AIM OF THE EXERCISE
For the string "region", search the entries below and copy every line where it appears.

WORKING DATA Block Start

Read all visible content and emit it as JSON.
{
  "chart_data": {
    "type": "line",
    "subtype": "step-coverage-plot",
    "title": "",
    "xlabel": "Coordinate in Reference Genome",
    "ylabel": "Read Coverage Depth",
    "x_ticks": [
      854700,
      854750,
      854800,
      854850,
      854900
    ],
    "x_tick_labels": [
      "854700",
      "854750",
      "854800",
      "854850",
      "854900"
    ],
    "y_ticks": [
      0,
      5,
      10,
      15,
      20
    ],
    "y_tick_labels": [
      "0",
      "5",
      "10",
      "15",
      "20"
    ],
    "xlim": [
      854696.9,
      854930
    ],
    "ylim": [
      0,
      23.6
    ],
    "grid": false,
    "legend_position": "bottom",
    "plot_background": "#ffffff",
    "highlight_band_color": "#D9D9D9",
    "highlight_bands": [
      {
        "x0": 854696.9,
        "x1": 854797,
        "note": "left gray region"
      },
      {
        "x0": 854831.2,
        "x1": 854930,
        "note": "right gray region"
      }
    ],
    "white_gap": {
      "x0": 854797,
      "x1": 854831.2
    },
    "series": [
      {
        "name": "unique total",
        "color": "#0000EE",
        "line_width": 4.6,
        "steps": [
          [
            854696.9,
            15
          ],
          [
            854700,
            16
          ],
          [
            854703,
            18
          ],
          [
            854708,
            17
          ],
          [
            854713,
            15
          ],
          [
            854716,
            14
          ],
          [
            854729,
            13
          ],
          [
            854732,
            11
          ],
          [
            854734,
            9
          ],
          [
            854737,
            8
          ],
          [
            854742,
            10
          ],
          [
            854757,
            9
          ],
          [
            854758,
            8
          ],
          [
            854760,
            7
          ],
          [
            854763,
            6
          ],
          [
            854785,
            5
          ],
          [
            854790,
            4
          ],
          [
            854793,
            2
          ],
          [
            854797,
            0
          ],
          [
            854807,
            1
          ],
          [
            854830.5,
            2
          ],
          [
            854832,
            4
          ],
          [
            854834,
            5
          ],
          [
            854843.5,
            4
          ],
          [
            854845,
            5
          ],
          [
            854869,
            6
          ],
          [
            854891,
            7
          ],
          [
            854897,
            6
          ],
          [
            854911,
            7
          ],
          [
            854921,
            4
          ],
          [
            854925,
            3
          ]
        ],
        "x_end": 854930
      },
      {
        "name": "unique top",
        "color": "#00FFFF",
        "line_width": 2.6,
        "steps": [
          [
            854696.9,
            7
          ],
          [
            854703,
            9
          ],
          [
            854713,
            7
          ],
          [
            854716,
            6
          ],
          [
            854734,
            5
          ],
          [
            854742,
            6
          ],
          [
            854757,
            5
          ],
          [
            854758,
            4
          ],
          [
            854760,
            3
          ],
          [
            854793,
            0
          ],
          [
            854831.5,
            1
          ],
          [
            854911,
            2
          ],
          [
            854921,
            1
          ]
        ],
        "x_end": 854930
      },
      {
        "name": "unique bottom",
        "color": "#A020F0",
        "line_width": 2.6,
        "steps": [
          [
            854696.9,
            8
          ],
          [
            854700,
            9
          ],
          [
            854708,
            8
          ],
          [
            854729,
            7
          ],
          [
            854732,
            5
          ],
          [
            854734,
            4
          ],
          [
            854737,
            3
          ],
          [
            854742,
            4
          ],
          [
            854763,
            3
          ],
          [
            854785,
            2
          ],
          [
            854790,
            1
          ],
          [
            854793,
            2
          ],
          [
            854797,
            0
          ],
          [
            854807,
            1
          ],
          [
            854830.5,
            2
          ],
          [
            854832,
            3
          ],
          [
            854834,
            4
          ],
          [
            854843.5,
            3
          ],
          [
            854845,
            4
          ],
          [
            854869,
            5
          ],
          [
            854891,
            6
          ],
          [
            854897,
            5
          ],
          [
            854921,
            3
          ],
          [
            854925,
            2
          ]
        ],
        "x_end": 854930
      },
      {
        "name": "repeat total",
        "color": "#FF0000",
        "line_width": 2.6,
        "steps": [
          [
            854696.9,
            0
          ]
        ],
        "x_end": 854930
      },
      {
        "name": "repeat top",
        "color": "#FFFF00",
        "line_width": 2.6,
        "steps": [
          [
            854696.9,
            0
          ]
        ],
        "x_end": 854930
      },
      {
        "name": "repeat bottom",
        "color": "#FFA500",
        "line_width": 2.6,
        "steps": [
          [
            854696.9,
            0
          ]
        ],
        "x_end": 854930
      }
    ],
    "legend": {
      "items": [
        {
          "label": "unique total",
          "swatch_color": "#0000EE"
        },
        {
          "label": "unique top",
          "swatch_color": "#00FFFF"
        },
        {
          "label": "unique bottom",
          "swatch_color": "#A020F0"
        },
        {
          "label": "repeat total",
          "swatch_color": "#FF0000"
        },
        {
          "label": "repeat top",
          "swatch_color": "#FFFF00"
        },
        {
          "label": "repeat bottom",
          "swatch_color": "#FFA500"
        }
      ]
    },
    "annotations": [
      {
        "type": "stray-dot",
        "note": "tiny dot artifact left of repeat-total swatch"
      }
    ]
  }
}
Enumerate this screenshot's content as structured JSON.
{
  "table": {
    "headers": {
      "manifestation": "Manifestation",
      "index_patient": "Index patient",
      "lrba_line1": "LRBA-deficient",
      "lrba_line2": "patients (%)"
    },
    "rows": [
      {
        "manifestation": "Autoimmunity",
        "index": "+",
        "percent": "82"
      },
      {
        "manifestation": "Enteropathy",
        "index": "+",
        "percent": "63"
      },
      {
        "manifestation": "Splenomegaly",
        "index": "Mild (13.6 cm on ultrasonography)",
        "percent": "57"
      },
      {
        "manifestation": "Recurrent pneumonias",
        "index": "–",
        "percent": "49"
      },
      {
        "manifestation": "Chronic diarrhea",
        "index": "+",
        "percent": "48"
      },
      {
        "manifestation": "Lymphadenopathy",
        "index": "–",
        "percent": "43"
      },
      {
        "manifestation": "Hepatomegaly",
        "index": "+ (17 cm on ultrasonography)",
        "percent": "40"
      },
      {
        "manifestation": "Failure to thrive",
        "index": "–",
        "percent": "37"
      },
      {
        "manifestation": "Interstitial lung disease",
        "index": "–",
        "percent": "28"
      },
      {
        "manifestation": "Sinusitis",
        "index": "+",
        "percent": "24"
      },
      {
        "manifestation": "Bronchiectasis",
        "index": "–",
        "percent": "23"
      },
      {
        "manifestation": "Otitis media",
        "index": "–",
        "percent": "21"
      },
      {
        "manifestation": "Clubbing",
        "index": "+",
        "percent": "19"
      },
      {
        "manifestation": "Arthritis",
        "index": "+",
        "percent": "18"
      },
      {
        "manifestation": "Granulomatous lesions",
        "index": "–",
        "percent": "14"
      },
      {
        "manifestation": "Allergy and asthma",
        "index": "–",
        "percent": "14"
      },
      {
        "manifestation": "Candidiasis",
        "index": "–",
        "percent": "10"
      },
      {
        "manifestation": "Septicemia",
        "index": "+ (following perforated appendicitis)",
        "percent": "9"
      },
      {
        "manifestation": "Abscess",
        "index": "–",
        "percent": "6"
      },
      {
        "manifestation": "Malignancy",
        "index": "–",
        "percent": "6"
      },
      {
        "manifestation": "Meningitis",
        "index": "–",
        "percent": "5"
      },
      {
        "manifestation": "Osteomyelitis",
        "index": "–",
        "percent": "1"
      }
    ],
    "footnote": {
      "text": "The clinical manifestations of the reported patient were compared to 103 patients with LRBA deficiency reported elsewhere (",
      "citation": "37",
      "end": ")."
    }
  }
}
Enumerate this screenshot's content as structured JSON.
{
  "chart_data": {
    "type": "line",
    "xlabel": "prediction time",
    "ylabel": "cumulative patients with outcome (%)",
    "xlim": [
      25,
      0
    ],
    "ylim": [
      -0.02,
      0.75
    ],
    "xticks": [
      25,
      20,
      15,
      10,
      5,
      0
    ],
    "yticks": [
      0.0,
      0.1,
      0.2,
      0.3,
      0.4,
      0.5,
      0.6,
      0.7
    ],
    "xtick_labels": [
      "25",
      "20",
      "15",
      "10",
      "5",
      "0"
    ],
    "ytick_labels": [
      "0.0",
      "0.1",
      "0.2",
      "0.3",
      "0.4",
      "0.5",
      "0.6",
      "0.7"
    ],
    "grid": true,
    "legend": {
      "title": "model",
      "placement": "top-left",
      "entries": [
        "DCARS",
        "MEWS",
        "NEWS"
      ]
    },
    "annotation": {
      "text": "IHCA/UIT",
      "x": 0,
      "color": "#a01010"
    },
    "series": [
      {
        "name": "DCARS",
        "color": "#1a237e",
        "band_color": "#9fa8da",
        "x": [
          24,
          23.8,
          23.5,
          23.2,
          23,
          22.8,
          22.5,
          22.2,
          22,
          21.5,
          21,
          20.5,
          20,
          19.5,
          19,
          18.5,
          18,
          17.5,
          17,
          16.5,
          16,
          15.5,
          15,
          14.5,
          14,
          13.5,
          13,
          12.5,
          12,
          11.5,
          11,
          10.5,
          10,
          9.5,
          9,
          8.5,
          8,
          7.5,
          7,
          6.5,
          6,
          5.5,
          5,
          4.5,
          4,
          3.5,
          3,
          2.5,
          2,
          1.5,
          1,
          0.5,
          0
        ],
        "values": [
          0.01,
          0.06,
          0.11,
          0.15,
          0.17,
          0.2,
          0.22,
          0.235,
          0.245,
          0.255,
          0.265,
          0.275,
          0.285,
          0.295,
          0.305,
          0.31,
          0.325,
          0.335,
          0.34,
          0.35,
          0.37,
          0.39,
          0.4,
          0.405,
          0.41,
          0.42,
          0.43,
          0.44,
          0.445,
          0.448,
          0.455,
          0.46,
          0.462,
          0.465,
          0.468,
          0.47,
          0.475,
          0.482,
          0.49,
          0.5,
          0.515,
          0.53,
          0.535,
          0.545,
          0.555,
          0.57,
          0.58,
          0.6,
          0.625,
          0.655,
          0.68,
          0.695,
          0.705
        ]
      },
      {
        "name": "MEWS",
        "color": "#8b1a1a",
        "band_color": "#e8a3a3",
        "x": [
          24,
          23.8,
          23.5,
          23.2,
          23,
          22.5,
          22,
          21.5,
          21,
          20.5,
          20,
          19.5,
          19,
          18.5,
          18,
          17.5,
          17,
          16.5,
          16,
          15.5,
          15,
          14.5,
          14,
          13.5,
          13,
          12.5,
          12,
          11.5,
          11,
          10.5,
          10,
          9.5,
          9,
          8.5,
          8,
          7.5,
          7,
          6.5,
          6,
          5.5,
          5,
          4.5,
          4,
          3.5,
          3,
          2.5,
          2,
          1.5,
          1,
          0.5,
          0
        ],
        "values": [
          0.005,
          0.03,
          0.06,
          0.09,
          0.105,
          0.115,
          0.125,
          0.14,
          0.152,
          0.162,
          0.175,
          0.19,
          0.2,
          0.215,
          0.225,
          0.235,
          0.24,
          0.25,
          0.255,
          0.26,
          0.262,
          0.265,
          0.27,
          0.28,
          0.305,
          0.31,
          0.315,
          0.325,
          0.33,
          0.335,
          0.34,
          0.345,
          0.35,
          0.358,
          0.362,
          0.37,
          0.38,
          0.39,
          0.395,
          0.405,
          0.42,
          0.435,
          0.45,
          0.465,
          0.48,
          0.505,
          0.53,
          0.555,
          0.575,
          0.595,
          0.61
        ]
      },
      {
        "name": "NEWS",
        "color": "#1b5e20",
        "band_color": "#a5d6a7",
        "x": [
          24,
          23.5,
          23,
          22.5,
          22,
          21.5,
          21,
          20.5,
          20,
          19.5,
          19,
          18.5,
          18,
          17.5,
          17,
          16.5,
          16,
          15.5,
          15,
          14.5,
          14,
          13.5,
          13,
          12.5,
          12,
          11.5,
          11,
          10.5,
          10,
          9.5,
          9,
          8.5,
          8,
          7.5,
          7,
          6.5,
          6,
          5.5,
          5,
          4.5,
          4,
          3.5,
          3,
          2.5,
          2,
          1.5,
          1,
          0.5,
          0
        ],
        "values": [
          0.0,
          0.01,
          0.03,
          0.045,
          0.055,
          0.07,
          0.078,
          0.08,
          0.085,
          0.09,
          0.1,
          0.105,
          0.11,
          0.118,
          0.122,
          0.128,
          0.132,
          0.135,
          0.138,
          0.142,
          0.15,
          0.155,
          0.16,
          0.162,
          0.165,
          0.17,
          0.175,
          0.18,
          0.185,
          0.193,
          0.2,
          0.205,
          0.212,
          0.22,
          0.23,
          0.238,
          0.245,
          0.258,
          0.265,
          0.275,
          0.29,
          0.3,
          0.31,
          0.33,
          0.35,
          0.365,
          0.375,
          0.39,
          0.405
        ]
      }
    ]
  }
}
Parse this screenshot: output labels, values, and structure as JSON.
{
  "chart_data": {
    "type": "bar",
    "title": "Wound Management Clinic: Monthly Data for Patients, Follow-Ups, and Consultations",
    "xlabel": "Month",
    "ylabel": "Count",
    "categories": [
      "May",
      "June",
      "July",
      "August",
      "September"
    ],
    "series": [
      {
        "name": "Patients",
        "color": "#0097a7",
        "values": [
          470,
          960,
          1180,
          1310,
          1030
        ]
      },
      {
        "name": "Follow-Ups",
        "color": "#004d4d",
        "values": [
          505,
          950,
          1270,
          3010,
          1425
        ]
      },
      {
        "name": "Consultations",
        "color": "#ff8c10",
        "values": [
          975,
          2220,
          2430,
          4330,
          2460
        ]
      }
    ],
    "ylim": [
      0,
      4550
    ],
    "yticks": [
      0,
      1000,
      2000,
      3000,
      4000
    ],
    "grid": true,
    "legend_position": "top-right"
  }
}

WORKING DATA Block End

EXERCISE RESULT
        "note": "left gray region"
        "note": "right gray region"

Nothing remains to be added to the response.